Dataset rows about figures:
============================================================
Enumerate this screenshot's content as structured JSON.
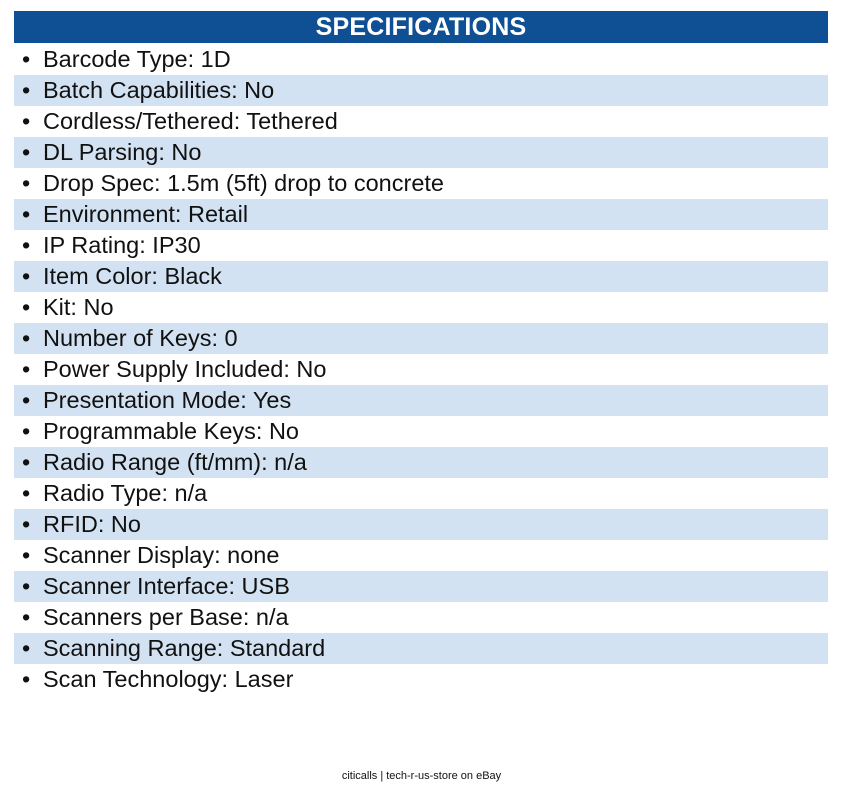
{
  "header": {
    "title": "SPECIFICATIONS"
  },
  "bullet": "•",
  "specs": [
    "Barcode Type: 1D",
    "Batch Capabilities: No",
    "Cordless/Tethered: Tethered",
    "DL Parsing: No",
    "Drop Spec: 1.5m (5ft) drop to concrete",
    "Environment: Retail",
    "IP Rating: IP30",
    "Item Color: Black",
    "Kit: No",
    "Number of Keys: 0",
    "Power Supply Included: No",
    "Presentation Mode: Yes",
    "Programmable Keys: No",
    "Radio Range (ft/mm): n/a",
    "Radio Type: n/a",
    "RFID: No",
    "Scanner Display: none",
    "Scanner Interface: USB",
    "Scanners per Base: n/a",
    "Scanning Range: Standard",
    "Scan Technology: Laser"
  ],
  "footer": {
    "text": "citicalls | tech-r-us-store on eBay"
  },
  "colors": {
    "header_bg": "#0f4f93",
    "row_shade": "#d3e2f2"
  }
}
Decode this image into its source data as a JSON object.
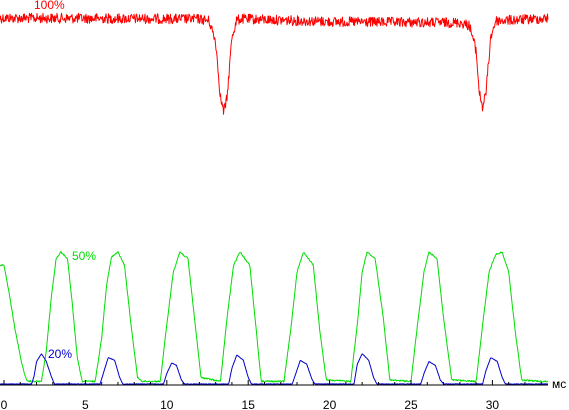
{
  "chart_data": {
    "type": "line",
    "x_unit": "мс",
    "xlim": [
      0,
      34
    ],
    "x_ticks": [
      0,
      5,
      10,
      15,
      20,
      25,
      30
    ],
    "grid": false,
    "series": [
      {
        "name": "100%",
        "color": "#ff0000",
        "level": "top",
        "noise": 1.0,
        "points": [
          [
            0,
            1.0
          ],
          [
            12.0,
            0.99
          ],
          [
            12.6,
            0.97
          ],
          [
            13.0,
            0.75
          ],
          [
            13.3,
            0.15
          ],
          [
            13.5,
            0.0
          ],
          [
            13.7,
            0.15
          ],
          [
            14.0,
            0.8
          ],
          [
            14.3,
            0.98
          ],
          [
            14.7,
            0.99
          ],
          [
            20.0,
            0.96
          ],
          [
            28.0,
            0.95
          ],
          [
            28.6,
            0.92
          ],
          [
            29.0,
            0.65
          ],
          [
            29.2,
            0.2
          ],
          [
            29.4,
            0.05
          ],
          [
            29.6,
            0.2
          ],
          [
            29.9,
            0.8
          ],
          [
            30.2,
            0.97
          ],
          [
            34,
            1.0
          ]
        ]
      },
      {
        "name": "50%",
        "color": "#00dd00",
        "level": "bottom",
        "noise": 0.15,
        "points": [
          [
            0,
            0.9
          ],
          [
            0.3,
            0.7
          ],
          [
            0.7,
            0.4
          ],
          [
            1.1,
            0.15
          ],
          [
            1.4,
            0.02
          ],
          [
            2.3,
            0.02
          ],
          [
            2.6,
            0.25
          ],
          [
            2.9,
            0.65
          ],
          [
            3.2,
            0.95
          ],
          [
            3.5,
            1.0
          ],
          [
            3.9,
            0.95
          ],
          [
            4.2,
            0.6
          ],
          [
            4.5,
            0.2
          ],
          [
            4.8,
            0.02
          ],
          [
            5.6,
            0.02
          ],
          [
            6.0,
            0.35
          ],
          [
            6.3,
            0.75
          ],
          [
            6.6,
            0.96
          ],
          [
            7.0,
            1.0
          ],
          [
            7.4,
            0.9
          ],
          [
            7.8,
            0.45
          ],
          [
            8.2,
            0.05
          ],
          [
            8.5,
            0.02
          ],
          [
            9.6,
            0.02
          ],
          [
            10.0,
            0.45
          ],
          [
            10.4,
            0.85
          ],
          [
            10.8,
            1.0
          ],
          [
            11.3,
            0.95
          ],
          [
            11.7,
            0.5
          ],
          [
            12.1,
            0.05
          ],
          [
            13.3,
            0.02
          ],
          [
            13.7,
            0.5
          ],
          [
            14.1,
            0.9
          ],
          [
            14.5,
            1.0
          ],
          [
            15.1,
            0.9
          ],
          [
            15.5,
            0.4
          ],
          [
            15.8,
            0.02
          ],
          [
            17.2,
            0.02
          ],
          [
            17.6,
            0.4
          ],
          [
            18.0,
            0.85
          ],
          [
            18.4,
            1.0
          ],
          [
            19.0,
            0.9
          ],
          [
            19.4,
            0.4
          ],
          [
            19.8,
            0.03
          ],
          [
            21.3,
            0.02
          ],
          [
            21.7,
            0.45
          ],
          [
            22.0,
            0.85
          ],
          [
            22.3,
            1.0
          ],
          [
            22.8,
            0.95
          ],
          [
            23.3,
            0.5
          ],
          [
            23.7,
            0.03
          ],
          [
            25.0,
            0.02
          ],
          [
            25.4,
            0.45
          ],
          [
            25.8,
            0.85
          ],
          [
            26.1,
            1.0
          ],
          [
            26.6,
            0.95
          ],
          [
            27.0,
            0.5
          ],
          [
            27.5,
            0.03
          ],
          [
            29.0,
            0.02
          ],
          [
            29.4,
            0.45
          ],
          [
            29.8,
            0.85
          ],
          [
            30.2,
            0.98
          ],
          [
            30.6,
            1.0
          ],
          [
            31.0,
            0.85
          ],
          [
            31.4,
            0.4
          ],
          [
            31.8,
            0.03
          ],
          [
            33.0,
            0.02
          ],
          [
            34,
            0.02
          ]
        ]
      },
      {
        "name": "20%",
        "color": "#0000cc",
        "level": "bottom",
        "noise": 0.05,
        "points": [
          [
            0,
            0.0
          ],
          [
            1.7,
            0.0
          ],
          [
            1.85,
            0.06
          ],
          [
            2.0,
            0.17
          ],
          [
            2.3,
            0.23
          ],
          [
            2.6,
            0.17
          ],
          [
            2.9,
            0.06
          ],
          [
            3.1,
            0.0
          ],
          [
            5.9,
            0.0
          ],
          [
            6.1,
            0.08
          ],
          [
            6.4,
            0.2
          ],
          [
            6.8,
            0.18
          ],
          [
            7.1,
            0.05
          ],
          [
            7.3,
            0.0
          ],
          [
            9.8,
            0.0
          ],
          [
            10.0,
            0.08
          ],
          [
            10.3,
            0.16
          ],
          [
            10.6,
            0.14
          ],
          [
            10.9,
            0.03
          ],
          [
            11.1,
            0.0
          ],
          [
            13.8,
            0.0
          ],
          [
            14.0,
            0.12
          ],
          [
            14.3,
            0.22
          ],
          [
            14.7,
            0.18
          ],
          [
            15.0,
            0.05
          ],
          [
            15.2,
            0.0
          ],
          [
            17.7,
            0.0
          ],
          [
            17.9,
            0.07
          ],
          [
            18.2,
            0.18
          ],
          [
            18.6,
            0.15
          ],
          [
            18.9,
            0.04
          ],
          [
            19.1,
            0.0
          ],
          [
            21.5,
            0.0
          ],
          [
            21.7,
            0.15
          ],
          [
            22.0,
            0.23
          ],
          [
            22.4,
            0.18
          ],
          [
            22.7,
            0.05
          ],
          [
            22.9,
            0.0
          ],
          [
            25.6,
            0.0
          ],
          [
            25.8,
            0.08
          ],
          [
            26.1,
            0.17
          ],
          [
            26.5,
            0.14
          ],
          [
            26.8,
            0.03
          ],
          [
            27.0,
            0.0
          ],
          [
            29.4,
            0.0
          ],
          [
            29.6,
            0.1
          ],
          [
            29.9,
            0.2
          ],
          [
            30.3,
            0.17
          ],
          [
            30.6,
            0.05
          ],
          [
            30.8,
            0.0
          ],
          [
            34,
            0.0
          ]
        ]
      }
    ]
  }
}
============================================================
● **DIRECTIVE**
Going through the entries above, tally each line that has the word "this". Answer with the number only.

● **SOLUTION**
2